**Artículo**:
● ● ● ● ●
La cabeza de esta revuelta era un tipo que llevaba el muy genérico nombre de Abu Muslim (Abderramán bin Muslim al-Khurasani). Al-Khurasani, aunque ciertamente podría llevar a que los españoles lo llamásemos El Croasán, viene a decirnos que era de Khorasan; lo otro que nos dice su nombre es que tenía un hijo musulmán (Abu Muslim, padre de musulmán). O sea, muy poca cosa. El Croasán, obviamente, no era el elegido para el califato.

En el 747, el año Boeing, Abu Muslim tomó Marv, la ciudad más importante de Tukmenistán. Entonces, de Damasco enviaron tropas para follárselo; pero él fue quien se los emasculó, de manera que, pasados algunos meses, dominaba buena parte de lo que hoy conocemos como Iraq. Los rebeldes nombraron a un Ibrahim como El Elegido, pero los omeyas lo capturaron y lo eligieron para el cadalso. Entonces, el brother de Ibrahim, Abu al-Abbas, fue nombrado califa; y es por eso que los califas de esta pata son llamados abásidas en lugar de ibraimitas, que sería más complejo pero en el fondo más preciso. Aquello siguió subiendo como chicharro bursátil en mes de agosto; en octubre del 749, la última armada omeya fue derrotada en la conocida como batalla del río Zab.
● ● ● ● ●
**Ejercicios por hacer**:
[a] Según el artículo, ¿en qué batalla fue derrotada la última armada omeya?
[b] Transcribe sin cambios las filas, todo desde la primera fila hasta la línea que contiene "svg-text:607: 607 [659,526,677,538]", ambas incluidas.
● ● ● ● ●
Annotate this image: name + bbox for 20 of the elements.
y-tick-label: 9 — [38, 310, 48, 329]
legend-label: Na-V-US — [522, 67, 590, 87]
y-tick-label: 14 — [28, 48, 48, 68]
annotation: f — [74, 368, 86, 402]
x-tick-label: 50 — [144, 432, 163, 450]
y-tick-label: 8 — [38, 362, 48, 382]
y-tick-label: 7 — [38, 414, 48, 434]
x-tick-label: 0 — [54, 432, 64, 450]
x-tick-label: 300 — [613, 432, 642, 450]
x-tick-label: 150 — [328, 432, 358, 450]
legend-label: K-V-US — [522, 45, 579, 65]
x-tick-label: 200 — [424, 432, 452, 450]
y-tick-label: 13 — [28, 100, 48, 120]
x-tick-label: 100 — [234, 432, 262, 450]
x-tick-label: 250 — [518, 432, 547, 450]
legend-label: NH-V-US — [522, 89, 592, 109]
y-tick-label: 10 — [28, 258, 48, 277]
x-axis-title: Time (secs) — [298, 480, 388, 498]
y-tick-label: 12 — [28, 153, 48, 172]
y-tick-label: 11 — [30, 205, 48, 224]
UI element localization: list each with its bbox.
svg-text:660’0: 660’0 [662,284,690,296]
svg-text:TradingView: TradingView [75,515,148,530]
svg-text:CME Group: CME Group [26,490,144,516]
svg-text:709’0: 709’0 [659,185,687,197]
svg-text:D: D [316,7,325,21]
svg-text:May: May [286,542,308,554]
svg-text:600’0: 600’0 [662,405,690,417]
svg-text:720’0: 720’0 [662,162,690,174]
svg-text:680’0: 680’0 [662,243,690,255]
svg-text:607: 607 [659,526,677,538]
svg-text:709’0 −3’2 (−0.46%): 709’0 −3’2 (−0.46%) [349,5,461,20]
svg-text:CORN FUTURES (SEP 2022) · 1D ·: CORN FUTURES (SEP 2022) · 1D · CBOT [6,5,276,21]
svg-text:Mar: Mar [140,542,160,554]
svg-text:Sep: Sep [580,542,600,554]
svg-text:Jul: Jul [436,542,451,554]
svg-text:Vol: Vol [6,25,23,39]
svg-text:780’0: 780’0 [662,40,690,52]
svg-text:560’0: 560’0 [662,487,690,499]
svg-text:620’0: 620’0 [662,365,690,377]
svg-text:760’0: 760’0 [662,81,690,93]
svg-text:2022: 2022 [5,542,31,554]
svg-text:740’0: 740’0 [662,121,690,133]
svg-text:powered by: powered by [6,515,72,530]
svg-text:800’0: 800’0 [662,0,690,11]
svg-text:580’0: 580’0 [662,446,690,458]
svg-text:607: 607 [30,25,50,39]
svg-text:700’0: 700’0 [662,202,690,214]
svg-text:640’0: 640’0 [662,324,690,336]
● ● ● ● ●
**Respuestas escritas**:
[a] En la batalla del río Zab, en octubre del 749.

[b]
Annotate this image: name + bbox for 20 of the elements.
y-tick-label: 9 — [38, 310, 48, 329]
legend-label: Na-V-US — [522, 67, 590, 87]
y-tick-label: 14 — [28, 48, 48, 68]
annotation: f — [74, 368, 86, 402]
x-tick-label: 50 — [144, 432, 163, 450]
y-tick-label: 8 — [38, 362, 48, 382]
y-tick-label: 7 — [38, 414, 48, 434]
x-tick-label: 0 — [54, 432, 64, 450]
x-tick-label: 300 — [613, 432, 642, 450]
x-tick-label: 150 — [328, 432, 358, 450]
legend-label: K-V-US — [522, 45, 579, 65]
x-tick-label: 200 — [424, 432, 452, 450]
y-tick-label: 13 — [28, 100, 48, 120]
x-tick-label: 100 — [234, 432, 262, 450]
x-tick-label: 250 — [518, 432, 547, 450]
legend-label: NH-V-US — [522, 89, 592, 109]
y-tick-label: 10 — [28, 258, 48, 277]
x-axis-title: Time (secs) — [298, 480, 388, 498]
y-tick-label: 12 — [28, 153, 48, 172]
y-tick-label: 11 — [30, 205, 48, 224]
UI element localization: list each with its bbox.
svg-text:660’0: 660’0 [662,284,690,296]
svg-text:TradingView: TradingView [75,515,148,530]
svg-text:CME Group: CME Group [26,490,144,516]
svg-text:709’0: 709’0 [659,185,687,197]
svg-text:D: D [316,7,325,21]
svg-text:May: May [286,542,308,554]
svg-text:600’0: 600’0 [662,405,690,417]
svg-text:720’0: 720’0 [662,162,690,174]
svg-text:680’0: 680’0 [662,243,690,255]
svg-text:607: 607 [659,526,677,538]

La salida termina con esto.